Locate all lines in the data below that hold "wages" and show them.

---- Available records

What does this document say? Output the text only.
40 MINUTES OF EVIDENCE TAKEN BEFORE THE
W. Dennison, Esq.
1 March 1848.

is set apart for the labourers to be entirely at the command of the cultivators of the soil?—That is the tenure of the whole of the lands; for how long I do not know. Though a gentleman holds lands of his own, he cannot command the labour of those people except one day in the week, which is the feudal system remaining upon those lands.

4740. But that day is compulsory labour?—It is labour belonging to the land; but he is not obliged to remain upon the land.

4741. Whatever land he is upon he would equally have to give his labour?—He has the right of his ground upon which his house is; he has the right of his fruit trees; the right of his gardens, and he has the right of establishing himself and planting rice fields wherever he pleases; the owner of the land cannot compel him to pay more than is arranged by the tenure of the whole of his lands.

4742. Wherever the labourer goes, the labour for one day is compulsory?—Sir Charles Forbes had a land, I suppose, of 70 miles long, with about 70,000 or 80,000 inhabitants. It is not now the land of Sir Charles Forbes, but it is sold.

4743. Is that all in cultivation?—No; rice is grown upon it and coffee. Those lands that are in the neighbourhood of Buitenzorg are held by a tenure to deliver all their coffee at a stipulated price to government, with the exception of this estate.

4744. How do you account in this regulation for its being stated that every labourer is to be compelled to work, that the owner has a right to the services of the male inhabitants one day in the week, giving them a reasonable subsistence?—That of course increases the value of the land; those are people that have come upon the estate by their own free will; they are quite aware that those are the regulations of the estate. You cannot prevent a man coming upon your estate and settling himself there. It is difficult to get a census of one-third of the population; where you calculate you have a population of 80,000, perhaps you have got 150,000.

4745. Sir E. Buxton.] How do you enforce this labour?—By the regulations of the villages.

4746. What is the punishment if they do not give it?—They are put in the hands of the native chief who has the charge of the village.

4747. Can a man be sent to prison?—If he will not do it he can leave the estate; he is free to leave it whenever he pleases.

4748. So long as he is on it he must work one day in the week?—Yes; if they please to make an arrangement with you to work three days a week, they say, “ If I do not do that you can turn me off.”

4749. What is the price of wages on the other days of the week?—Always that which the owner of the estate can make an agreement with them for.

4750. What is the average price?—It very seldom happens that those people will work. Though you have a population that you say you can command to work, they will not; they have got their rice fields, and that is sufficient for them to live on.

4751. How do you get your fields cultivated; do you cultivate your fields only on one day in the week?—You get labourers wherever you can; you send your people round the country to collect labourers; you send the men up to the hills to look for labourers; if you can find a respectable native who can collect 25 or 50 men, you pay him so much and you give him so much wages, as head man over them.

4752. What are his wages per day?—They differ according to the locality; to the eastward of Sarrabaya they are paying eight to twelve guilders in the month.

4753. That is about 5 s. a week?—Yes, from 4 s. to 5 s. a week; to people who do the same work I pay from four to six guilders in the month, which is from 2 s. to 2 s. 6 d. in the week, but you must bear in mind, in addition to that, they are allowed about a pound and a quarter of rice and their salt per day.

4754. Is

--------

- _The solution_
4749. What is the price of wages on the other days of the week?—Always that which the owner of the estate can make an agreement with them for.
4751. How do you get your fields cultivated; do you cultivate your fields only on one day in the week?—You get labourers wherever you can; you send your people round the country to collect labourers; you send the men up to the hills to look for labourers; if you can find a respectable native who can collect 25 or 50 men, you pay him so much and you give him so much wages, as head man over them.
4752. What are his wages per day?—They differ according to the locality; to the eastward of Sarrabaya they are paying eight to twelve guilders in the month.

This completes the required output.